WRITTEN REQUEST -
Check each line of the material below for "name", then copy the ones that contain it.
---------------
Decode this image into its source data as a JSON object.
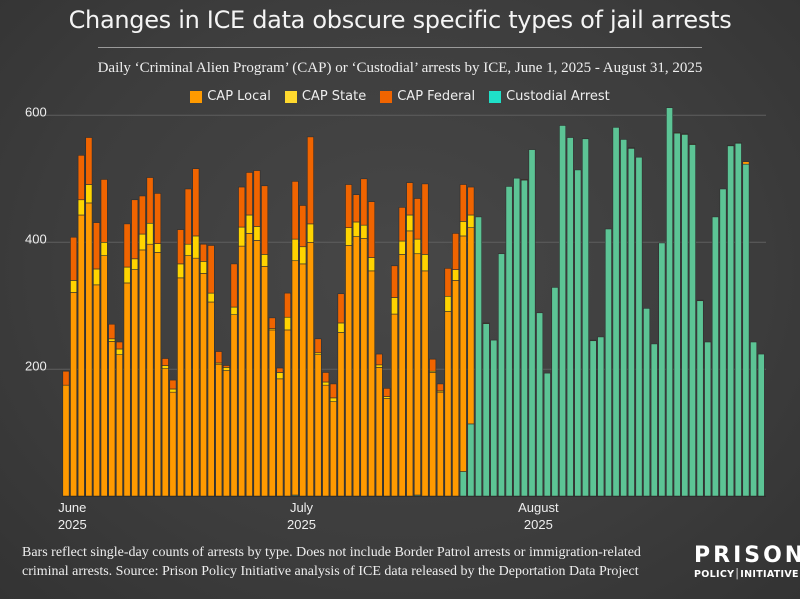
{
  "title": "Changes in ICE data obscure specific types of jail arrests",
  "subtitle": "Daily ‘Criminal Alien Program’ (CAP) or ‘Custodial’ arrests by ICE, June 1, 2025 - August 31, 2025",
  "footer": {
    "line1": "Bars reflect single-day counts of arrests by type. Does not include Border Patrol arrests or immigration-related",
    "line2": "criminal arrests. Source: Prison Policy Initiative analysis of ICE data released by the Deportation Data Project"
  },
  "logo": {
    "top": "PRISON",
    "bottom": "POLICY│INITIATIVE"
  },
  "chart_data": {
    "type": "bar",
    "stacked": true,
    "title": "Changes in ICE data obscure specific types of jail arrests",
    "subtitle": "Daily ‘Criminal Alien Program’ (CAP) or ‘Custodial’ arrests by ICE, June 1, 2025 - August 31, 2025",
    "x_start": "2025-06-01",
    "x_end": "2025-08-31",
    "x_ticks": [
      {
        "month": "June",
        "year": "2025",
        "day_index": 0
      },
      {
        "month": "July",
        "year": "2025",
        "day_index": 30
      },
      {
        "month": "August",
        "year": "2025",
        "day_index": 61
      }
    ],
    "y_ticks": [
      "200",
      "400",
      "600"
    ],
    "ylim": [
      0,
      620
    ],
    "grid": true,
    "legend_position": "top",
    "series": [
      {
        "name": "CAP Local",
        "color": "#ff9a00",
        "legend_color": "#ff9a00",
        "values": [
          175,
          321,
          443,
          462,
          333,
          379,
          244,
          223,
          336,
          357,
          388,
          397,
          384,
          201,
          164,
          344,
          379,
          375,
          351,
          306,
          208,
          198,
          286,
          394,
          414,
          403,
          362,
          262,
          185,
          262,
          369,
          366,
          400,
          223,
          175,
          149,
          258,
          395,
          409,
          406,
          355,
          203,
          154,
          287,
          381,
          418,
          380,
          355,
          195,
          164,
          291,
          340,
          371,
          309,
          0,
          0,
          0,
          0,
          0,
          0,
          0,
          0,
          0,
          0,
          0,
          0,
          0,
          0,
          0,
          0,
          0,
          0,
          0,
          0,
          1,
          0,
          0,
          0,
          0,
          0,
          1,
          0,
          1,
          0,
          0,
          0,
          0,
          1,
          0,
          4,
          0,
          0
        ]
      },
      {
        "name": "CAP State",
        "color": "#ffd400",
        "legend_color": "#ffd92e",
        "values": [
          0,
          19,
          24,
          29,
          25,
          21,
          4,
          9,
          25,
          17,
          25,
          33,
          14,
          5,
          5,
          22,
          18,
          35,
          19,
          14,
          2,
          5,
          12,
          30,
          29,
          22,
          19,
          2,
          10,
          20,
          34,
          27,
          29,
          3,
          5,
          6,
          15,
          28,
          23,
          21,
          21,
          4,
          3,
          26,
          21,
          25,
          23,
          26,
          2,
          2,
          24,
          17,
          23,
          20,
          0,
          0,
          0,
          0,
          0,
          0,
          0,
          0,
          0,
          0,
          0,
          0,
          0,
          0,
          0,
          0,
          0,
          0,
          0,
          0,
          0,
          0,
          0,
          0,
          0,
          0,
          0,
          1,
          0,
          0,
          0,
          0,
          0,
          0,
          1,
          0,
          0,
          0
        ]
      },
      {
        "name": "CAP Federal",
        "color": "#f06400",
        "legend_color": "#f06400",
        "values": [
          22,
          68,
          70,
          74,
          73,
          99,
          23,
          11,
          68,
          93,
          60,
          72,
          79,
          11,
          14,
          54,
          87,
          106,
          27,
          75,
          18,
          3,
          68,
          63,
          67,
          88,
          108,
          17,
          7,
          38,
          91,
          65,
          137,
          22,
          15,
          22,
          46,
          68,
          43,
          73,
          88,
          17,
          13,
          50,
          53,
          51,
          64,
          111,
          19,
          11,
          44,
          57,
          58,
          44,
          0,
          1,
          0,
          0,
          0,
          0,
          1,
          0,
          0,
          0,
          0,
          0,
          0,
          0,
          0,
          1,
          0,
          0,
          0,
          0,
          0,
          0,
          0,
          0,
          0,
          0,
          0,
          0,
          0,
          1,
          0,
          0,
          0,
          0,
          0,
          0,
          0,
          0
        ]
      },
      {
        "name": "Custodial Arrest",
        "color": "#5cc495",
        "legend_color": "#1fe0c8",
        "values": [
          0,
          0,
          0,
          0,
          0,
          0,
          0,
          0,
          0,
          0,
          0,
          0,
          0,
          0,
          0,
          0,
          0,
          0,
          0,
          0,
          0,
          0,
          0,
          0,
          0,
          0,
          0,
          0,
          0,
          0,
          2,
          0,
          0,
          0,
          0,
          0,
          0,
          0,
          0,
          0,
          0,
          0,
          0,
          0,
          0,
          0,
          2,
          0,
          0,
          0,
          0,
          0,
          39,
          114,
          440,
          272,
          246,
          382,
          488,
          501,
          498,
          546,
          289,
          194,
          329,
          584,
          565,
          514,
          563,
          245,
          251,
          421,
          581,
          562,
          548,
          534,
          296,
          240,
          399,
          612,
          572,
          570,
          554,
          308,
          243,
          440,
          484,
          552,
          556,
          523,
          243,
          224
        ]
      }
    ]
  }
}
---------------
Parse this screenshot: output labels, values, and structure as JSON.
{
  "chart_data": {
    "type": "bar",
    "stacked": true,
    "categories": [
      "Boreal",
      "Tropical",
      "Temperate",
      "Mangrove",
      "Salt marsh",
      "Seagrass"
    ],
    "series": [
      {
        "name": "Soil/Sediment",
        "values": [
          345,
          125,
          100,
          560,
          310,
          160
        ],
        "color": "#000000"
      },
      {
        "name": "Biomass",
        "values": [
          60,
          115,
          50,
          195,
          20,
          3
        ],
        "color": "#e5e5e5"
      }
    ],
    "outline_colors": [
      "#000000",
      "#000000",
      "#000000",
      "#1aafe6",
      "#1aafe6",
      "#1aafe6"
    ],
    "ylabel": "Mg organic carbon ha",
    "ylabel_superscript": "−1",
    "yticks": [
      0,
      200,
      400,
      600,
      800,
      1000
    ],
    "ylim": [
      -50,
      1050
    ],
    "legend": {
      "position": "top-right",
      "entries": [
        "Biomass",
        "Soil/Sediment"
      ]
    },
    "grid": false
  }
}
---------------
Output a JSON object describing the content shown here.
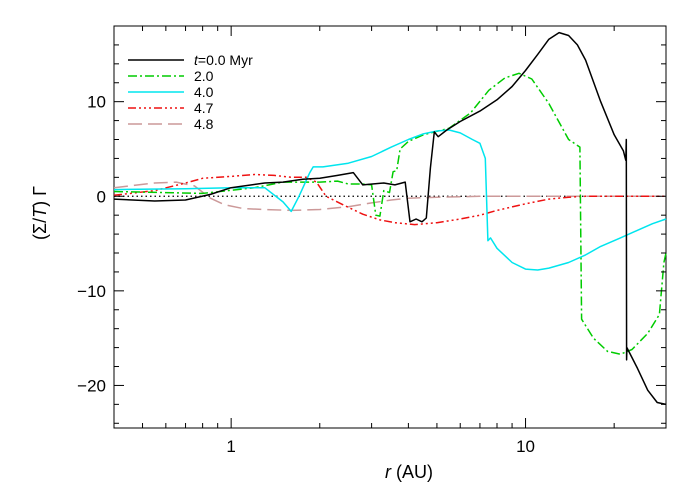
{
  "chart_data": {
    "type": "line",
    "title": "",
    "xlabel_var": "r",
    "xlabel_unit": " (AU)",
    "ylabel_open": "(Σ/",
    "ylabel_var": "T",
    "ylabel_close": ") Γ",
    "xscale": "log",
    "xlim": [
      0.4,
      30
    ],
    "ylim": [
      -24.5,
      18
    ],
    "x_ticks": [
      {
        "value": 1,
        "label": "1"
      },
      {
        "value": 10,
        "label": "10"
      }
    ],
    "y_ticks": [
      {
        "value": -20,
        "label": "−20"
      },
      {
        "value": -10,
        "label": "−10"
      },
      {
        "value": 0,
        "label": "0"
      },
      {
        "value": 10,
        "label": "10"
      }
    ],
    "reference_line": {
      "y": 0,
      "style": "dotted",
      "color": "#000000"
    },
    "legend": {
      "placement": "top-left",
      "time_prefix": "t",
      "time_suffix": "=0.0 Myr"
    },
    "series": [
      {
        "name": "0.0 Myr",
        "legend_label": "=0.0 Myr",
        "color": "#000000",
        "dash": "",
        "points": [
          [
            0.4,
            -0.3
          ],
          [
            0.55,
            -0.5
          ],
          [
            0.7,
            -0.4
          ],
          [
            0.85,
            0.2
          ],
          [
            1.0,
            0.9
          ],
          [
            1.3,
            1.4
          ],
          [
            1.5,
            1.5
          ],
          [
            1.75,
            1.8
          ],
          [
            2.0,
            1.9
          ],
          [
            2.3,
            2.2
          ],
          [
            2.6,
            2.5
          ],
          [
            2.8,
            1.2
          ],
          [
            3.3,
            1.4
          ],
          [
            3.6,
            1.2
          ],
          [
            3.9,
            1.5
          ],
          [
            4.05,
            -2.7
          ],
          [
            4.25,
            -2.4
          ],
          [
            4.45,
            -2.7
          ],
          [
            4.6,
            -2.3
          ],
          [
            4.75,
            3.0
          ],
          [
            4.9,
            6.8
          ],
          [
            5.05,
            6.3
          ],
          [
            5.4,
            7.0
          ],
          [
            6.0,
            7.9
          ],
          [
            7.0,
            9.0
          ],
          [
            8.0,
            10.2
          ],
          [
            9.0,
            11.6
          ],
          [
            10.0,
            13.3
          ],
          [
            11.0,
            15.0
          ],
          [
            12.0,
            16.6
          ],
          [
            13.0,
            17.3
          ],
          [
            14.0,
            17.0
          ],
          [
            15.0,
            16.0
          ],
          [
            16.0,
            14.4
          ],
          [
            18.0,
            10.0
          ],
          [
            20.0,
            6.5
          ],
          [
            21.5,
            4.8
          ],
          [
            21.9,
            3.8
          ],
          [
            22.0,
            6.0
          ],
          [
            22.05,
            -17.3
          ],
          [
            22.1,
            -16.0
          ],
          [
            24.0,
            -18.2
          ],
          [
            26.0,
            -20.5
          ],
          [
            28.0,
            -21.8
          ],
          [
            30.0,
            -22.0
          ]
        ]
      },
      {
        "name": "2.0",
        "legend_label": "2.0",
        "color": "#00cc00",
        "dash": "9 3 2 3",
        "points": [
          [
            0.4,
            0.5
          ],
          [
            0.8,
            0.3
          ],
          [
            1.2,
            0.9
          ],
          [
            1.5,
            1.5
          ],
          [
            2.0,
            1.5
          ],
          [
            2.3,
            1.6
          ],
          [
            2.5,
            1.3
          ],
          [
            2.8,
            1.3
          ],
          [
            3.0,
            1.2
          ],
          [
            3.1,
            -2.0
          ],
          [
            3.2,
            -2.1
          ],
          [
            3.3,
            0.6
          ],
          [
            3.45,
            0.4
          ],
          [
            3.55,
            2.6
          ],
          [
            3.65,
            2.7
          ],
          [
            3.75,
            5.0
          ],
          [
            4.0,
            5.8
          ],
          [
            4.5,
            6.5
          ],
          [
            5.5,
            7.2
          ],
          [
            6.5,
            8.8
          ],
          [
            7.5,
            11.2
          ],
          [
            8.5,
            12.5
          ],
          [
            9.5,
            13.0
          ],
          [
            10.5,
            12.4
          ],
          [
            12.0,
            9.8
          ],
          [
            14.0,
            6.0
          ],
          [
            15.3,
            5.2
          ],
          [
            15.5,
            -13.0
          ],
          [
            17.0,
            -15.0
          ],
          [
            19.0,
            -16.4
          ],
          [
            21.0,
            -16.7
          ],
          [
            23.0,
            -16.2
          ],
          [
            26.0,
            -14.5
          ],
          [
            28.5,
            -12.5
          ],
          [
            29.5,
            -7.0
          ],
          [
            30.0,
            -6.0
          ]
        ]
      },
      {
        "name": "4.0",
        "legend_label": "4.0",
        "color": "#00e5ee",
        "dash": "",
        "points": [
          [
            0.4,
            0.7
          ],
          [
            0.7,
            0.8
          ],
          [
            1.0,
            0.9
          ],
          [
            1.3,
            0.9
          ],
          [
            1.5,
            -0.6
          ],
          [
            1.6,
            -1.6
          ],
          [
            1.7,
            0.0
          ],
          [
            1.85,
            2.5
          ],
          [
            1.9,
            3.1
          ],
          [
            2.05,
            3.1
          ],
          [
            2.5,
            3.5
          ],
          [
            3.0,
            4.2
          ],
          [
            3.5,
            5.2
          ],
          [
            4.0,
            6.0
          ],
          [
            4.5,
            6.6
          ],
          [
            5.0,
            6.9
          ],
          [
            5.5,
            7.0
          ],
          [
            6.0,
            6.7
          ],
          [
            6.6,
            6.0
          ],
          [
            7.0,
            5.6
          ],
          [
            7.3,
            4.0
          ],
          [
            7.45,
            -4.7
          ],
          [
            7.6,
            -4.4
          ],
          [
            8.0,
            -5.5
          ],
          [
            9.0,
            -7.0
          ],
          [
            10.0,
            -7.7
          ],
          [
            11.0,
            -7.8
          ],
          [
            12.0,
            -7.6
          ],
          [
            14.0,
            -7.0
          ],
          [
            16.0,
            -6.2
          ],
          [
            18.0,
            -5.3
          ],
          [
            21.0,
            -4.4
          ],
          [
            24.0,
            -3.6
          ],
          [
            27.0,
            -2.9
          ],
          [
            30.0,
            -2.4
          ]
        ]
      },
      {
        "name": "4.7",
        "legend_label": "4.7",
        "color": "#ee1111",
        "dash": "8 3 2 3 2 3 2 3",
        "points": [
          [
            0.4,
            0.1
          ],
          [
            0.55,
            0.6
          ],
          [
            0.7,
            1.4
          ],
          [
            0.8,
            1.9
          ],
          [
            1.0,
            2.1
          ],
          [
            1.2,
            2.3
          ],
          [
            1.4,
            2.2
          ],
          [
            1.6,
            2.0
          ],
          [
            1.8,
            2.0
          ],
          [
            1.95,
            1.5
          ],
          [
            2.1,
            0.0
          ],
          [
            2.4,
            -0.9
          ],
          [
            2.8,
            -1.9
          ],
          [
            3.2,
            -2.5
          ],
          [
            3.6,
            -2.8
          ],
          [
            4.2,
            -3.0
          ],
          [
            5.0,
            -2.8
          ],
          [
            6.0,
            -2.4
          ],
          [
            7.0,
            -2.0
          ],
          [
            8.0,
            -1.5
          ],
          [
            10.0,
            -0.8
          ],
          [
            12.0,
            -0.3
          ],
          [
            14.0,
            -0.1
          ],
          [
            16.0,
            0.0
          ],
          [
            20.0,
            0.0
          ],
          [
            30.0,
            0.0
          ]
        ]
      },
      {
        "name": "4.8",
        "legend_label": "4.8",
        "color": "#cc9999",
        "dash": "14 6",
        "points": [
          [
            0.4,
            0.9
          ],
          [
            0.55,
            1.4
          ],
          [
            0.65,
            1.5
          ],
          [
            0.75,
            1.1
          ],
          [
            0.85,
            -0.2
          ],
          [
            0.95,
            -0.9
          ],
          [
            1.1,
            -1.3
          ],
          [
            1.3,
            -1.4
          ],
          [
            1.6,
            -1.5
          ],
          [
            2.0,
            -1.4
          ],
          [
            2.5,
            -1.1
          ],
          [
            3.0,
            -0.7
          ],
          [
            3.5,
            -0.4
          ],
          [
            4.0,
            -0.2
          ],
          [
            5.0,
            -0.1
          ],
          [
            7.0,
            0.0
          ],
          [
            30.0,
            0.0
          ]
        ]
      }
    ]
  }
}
---------------
WRITTEN REPLY -
        "name": "CAP Local",
        "name": "CAP State",
        "name": "CAP Federal",
        "name": "Custodial Arrest",
        "name": "Soil/Sediment",
        "name": "Biomass",
        "name": "0.0 Myr",
        "name": "2.0",
        "name": "4.0",
        "name": "4.7",
        "name": "4.8",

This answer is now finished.